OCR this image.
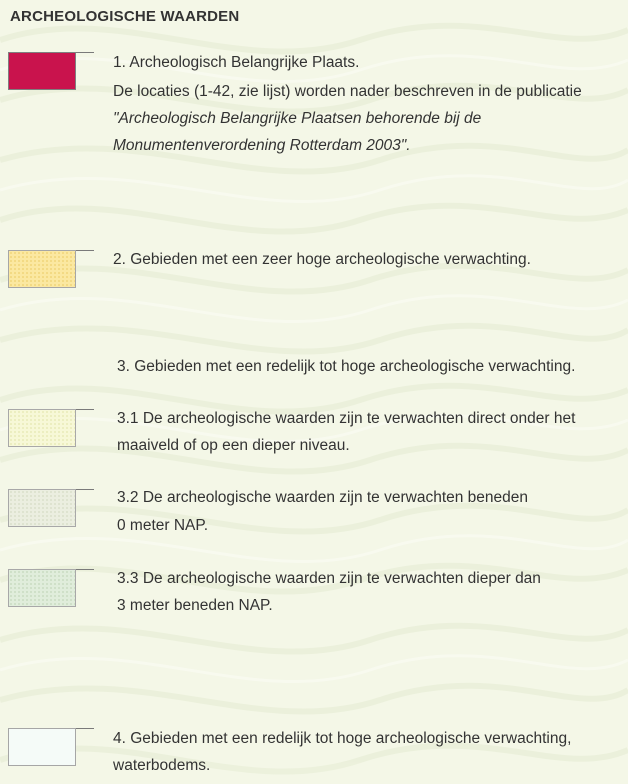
ARCHEOLOGISCHE WAARDEN
1. Archeologisch Belangrijke Plaats.
De locaties (1-42, zie lijst) worden nader beschreven in de publicatie
"Archeologisch Belangrijke Plaatsen behorende bij de
Monumentenverordening Rotterdam 2003".
2. Gebieden met een zeer hoge archeologische verwachting.
3. Gebieden met een redelijk tot hoge archeologische verwachting.
3.1 De archeologische waarden zijn te verwachten direct onder het
maaiveld of op een dieper niveau.
3.2 De archeologische waarden zijn te verwachten beneden
0 meter NAP.
3.3 De archeologische waarden zijn te verwachten dieper dan
3 meter beneden NAP.
4. Gebieden met een redelijk tot hoge archeologische verwachting,
waterbodems.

OBJECTIVE: Reproduce each entry verbatim, excluding any embedded images.

EXERCISE OUTPUT:
OCR this image.
ARCHEOLOGISCHE WAARDEN
1. Archeologisch Belangrijke Plaats.
De locaties (1-42, zie lijst) worden nader beschreven in de publicatie
"Archeologisch Belangrijke Plaatsen behorende bij de
Monumentenverordening Rotterdam 2003".
2. Gebieden met een zeer hoge archeologische verwachting.
3. Gebieden met een redelijk tot hoge archeologische verwachting.
3.1 De archeologische waarden zijn te verwachten direct onder het
maaiveld of op een dieper niveau.
3.2 De archeologische waarden zijn te verwachten beneden
0 meter NAP.
3.3 De archeologische waarden zijn te verwachten dieper dan
3 meter beneden NAP.
4. Gebieden met een redelijk tot hoge archeologische verwachting,
waterbodems.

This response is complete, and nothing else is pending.